# Excerpted passage
"The First Question: Who Am I?"
Hebrews 4:12-16
October 4, 2009

Indeed, the word of God is living and active, sharper than any two-edged sword,
piercing until it divides soul from spirit, joints from marrow; it is able to judge the
thoughts and intentions of the heart. And before him no creature is hidden, but all are
naked and laid bare to the eyes of the one to whom we must render an account. Since,
then, we have a great high priest who has passed through the heavens, Jesus, the Son
of God, let us hold fast to our confession. For we do not have a high priest who is
unable to sympathize with our weaknesses, but we have one who in every respect has
been tested as we are, yet without sin. Let us therefore approach the throne of grace
with boldness, so that we may receive mercy and find grace to help in time of need.

(Image-based layout entries)
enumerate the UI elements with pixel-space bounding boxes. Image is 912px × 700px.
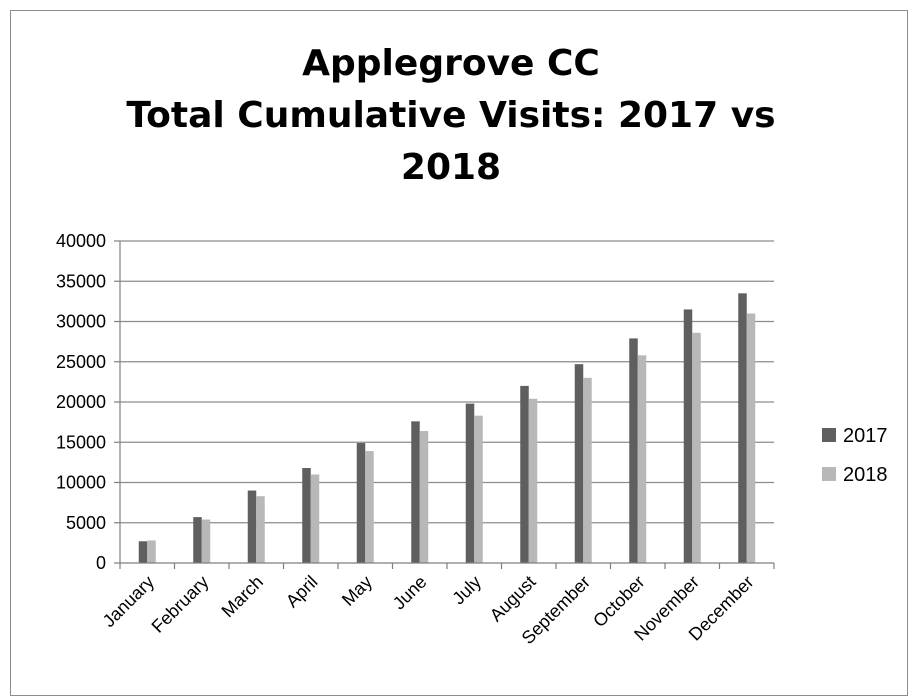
legend-swatch-2018 [822,467,836,481]
bar-2018-december [746,313,756,563]
title-line-1: Applegrove CC [302,43,600,84]
bar-2018-september [583,377,592,563]
legend-label-2018: 2018 [843,464,888,486]
title-line-3: 2018 [400,147,502,188]
x-tick-label: February [148,572,213,637]
bar-2017-april [302,468,311,563]
bar-2017-may [356,443,366,563]
x-tick-label: May [338,572,376,610]
y-tick-label: 15000 [56,432,106,452]
x-tick-label: April [282,572,322,612]
x-tick-label: June [389,572,431,614]
y-tick-label: 5000 [66,513,106,533]
bar-2017-march [247,490,257,563]
x-tick-label: July [448,572,485,609]
bar-2018-november [692,332,701,563]
bar-2017-november [683,309,693,563]
y-tick-label: 0 [96,553,106,573]
bar-2017-august [520,385,529,563]
bar-2017-october [629,338,638,563]
legend-label-2017: 2017 [843,425,888,447]
y-tick-label: 25000 [56,352,106,372]
bars [138,293,756,563]
y-tick-label: 30000 [56,312,106,332]
legend: 2017 2018 [822,425,888,486]
bar-2017-june [411,421,420,563]
bar-2018-august [528,398,538,563]
y-tick-label: 10000 [56,473,106,493]
bar-2017-july [465,403,475,563]
bar-2018-may [365,451,374,563]
x-tick-label: August [486,572,540,626]
legend-swatch-2017 [822,428,836,442]
bar-2017-february [193,517,202,563]
y-tick-label: 35000 [56,271,106,291]
y-tick-label: 20000 [56,392,106,412]
bar-2018-january [147,540,156,563]
x-tick-label: March [218,572,268,622]
bar-2018-march [256,496,265,563]
bar-2018-july [474,415,483,563]
bar-2018-june [419,430,429,563]
bar-2018-february [201,519,211,563]
title-line-2: Total Cumulative Visits: 2017 vs [126,95,776,136]
y-tick-label: 40000 [56,231,106,251]
bar-2018-april [310,474,320,563]
gridlines [120,240,774,524]
bar-2018-october [637,355,647,563]
y-axis: 0 5000 10000 15000 20000 25000 30000 35000 40000 [56,231,121,573]
chart-title: Applegrove CC Total Cumulative Visits: 2… [40,38,862,194]
chart-frame [10,10,908,696]
bar-2017-january [138,541,148,563]
bar-2017-september [574,364,584,563]
bar-2017-december [738,293,747,563]
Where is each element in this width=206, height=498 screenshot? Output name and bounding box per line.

# List of tasks
[1] In the Hebrews passage, what is the word of God said to be sharper than?
[2] Put the lines of the entries into a numbered list, starting at the line that contains "legend-swatch-2018 [822,467,836,481]" and ending at the line that contains "bar-2018-may [365,451,374,563]".

# Problem solutions
[1] Any two-edged sword.

[2]
1. legend-swatch-2018 [822,467,836,481]
2. bar-2018-december [746,313,756,563]
3. title-line-1: Applegrove CC [302,43,600,84]
4. bar-2018-september [583,377,592,563]
5. legend-label-2018: 2018 [843,464,888,486]
6. title-line-3: 2018 [400,147,502,188]
7. x-tick-label: February [148,572,213,637]
8. bar-2017-april [302,468,311,563]
9. bar-2017-may [356,443,366,563]
10. x-tick-label: May [338,572,376,610]
11. y-tick-label: 15000 [56,432,106,452]
12. x-tick-label: April [282,572,322,612]
13. x-tick-label: June [389,572,431,614]
14. y-tick-label: 5000 [66,513,106,533]
15. bar-2017-march [247,490,257,563]
16. x-tick-label: July [448,572,485,609]
17. bar-2018-november [692,332,701,563]
18. bar-2017-november [683,309,693,563]
19. y-tick-label: 0 [96,553,106,573]
20. bar-2017-august [520,385,529,563]
21. bar-2017-october [629,338,638,563]
22. legend-label-2017: 2017 [843,425,888,447]
23. y-tick-label: 25000 [56,352,106,372]
24. bars [138,293,756,563]
25. y-tick-label: 30000 [56,312,106,332]
26. legend: 2017 2018 [822,425,888,486]
27. bar-2017-june [411,421,420,563]
28. bar-2018-august [528,398,538,563]
29. y-tick-label: 10000 [56,473,106,493]
30. bar-2017-july [465,403,475,563]
31. bar-2018-may [365,451,374,563]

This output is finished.